→ Dataset entries:
:::::

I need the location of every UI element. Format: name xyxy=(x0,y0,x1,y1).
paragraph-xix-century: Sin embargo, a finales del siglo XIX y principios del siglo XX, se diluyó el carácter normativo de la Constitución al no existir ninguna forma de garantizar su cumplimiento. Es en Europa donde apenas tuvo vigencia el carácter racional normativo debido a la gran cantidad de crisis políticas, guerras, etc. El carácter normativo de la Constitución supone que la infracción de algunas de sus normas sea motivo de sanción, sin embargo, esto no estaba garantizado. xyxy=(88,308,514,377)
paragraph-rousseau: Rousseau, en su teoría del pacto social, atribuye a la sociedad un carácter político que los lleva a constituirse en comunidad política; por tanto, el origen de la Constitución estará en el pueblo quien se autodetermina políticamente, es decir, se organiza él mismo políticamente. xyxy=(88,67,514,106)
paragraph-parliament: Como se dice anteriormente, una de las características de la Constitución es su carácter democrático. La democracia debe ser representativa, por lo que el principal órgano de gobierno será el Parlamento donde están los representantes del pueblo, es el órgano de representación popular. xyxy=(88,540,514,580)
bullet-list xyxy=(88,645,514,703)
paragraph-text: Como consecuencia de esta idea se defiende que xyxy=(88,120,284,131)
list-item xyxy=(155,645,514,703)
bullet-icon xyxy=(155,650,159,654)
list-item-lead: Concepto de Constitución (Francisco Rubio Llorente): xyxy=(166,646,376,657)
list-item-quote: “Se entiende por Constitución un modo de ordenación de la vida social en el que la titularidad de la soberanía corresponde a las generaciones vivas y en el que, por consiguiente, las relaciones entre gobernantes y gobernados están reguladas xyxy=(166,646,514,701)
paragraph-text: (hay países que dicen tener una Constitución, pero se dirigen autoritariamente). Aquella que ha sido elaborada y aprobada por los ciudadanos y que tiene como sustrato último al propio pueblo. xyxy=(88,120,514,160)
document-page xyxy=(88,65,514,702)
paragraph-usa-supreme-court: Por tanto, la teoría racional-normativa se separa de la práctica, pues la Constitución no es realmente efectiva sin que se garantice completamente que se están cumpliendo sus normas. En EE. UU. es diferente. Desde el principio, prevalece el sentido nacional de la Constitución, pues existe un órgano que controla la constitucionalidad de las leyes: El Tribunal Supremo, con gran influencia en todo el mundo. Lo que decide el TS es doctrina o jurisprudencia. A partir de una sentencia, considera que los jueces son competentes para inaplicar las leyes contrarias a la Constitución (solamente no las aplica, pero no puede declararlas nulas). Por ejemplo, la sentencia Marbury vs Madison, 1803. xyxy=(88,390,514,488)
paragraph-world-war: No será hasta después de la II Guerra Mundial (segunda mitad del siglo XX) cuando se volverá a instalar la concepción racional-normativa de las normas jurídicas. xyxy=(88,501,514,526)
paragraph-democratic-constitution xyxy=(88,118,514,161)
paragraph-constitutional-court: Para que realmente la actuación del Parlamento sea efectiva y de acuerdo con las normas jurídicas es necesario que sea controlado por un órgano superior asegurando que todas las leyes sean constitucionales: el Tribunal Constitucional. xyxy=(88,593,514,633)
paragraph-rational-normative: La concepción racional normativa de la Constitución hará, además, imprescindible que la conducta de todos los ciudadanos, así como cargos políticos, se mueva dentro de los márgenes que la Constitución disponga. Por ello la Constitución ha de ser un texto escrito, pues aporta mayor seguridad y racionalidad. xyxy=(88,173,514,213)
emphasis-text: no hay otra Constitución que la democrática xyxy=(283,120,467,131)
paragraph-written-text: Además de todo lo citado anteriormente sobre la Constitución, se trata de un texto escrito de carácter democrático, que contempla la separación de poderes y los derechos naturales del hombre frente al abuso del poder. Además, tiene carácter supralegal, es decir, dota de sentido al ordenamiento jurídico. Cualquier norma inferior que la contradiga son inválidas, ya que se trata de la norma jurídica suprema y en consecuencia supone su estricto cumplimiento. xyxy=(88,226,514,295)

:::::

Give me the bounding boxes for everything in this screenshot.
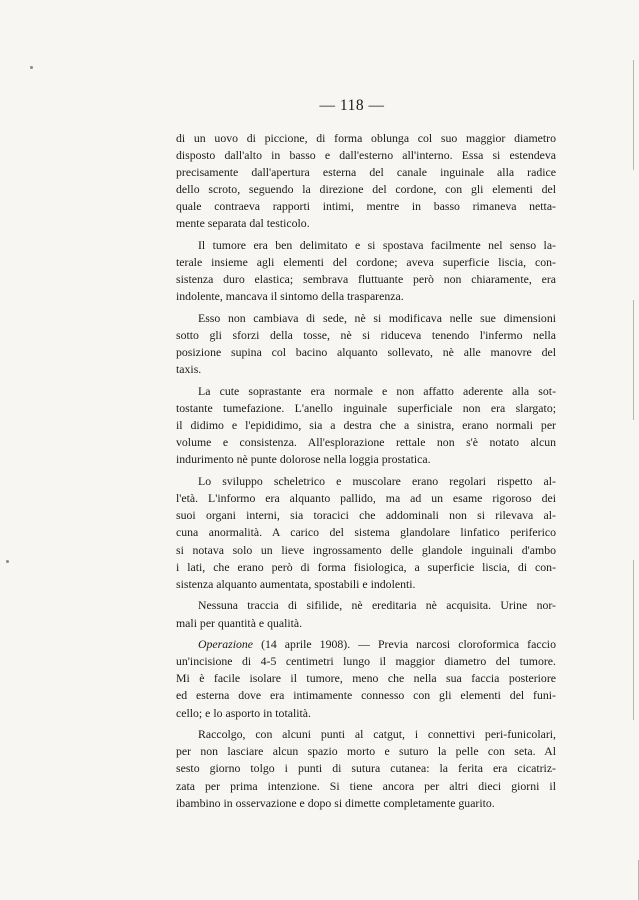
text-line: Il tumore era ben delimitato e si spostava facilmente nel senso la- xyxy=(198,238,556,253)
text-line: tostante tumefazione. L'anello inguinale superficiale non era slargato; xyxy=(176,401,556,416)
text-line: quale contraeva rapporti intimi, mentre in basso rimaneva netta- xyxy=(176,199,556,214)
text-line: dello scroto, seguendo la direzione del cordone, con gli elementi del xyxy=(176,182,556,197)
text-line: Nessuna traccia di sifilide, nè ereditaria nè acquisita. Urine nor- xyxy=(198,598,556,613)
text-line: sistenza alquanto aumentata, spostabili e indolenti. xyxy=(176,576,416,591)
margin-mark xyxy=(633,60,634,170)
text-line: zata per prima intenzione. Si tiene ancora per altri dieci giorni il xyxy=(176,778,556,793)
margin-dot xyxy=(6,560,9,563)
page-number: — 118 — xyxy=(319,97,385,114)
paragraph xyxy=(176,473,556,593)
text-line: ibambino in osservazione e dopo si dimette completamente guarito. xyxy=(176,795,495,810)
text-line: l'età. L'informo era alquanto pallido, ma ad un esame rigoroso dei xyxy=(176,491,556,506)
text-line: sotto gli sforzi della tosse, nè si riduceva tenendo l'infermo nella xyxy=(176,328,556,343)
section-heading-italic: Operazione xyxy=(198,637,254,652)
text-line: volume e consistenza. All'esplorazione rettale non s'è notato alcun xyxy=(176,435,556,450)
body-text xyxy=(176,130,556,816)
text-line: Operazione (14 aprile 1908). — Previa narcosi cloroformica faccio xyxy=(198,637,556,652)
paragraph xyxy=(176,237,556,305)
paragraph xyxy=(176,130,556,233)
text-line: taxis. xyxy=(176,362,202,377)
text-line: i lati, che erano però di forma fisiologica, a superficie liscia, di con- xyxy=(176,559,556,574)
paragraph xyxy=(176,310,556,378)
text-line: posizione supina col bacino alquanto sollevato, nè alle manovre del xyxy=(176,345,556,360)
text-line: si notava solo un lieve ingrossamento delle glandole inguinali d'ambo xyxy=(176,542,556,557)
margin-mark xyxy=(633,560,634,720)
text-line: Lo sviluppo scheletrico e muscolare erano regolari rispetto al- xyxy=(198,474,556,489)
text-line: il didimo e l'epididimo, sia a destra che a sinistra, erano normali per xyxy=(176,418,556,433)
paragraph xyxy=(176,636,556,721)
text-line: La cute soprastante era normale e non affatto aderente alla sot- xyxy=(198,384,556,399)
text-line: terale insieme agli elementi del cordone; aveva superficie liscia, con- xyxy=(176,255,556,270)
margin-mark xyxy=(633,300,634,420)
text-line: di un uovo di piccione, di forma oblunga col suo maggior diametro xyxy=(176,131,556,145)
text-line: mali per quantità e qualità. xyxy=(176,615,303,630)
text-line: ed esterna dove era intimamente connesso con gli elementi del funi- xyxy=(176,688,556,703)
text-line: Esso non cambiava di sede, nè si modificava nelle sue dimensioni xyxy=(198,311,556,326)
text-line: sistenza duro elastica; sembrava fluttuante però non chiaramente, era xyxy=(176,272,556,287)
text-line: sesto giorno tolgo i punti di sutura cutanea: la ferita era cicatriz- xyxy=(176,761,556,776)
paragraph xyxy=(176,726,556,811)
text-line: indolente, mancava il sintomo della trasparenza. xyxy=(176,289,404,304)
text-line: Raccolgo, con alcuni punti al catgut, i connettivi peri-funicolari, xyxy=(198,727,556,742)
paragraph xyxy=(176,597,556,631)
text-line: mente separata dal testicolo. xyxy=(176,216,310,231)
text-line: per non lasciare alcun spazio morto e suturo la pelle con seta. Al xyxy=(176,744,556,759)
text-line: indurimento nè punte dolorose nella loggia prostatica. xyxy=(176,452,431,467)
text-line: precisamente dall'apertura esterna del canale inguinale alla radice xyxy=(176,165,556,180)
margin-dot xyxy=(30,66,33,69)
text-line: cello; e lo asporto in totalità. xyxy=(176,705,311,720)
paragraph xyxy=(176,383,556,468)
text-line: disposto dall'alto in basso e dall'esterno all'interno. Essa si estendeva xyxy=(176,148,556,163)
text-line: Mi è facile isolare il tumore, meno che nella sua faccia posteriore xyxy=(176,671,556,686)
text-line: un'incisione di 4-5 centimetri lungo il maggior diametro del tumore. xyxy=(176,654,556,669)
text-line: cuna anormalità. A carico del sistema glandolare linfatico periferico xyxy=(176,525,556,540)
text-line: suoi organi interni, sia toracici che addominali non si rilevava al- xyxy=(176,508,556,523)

:::::

→ Assigned task: A copy of each line above that holds the word "liscia" is the expected answer.

→ Answer to the problem:
text-line: i lati, che erano però di forma fisiologica, a superficie liscia, di con- xyxy=(176,559,556,574)
text-line: terale insieme agli elementi del cordone; aveva superficie liscia, con- xyxy=(176,255,556,270)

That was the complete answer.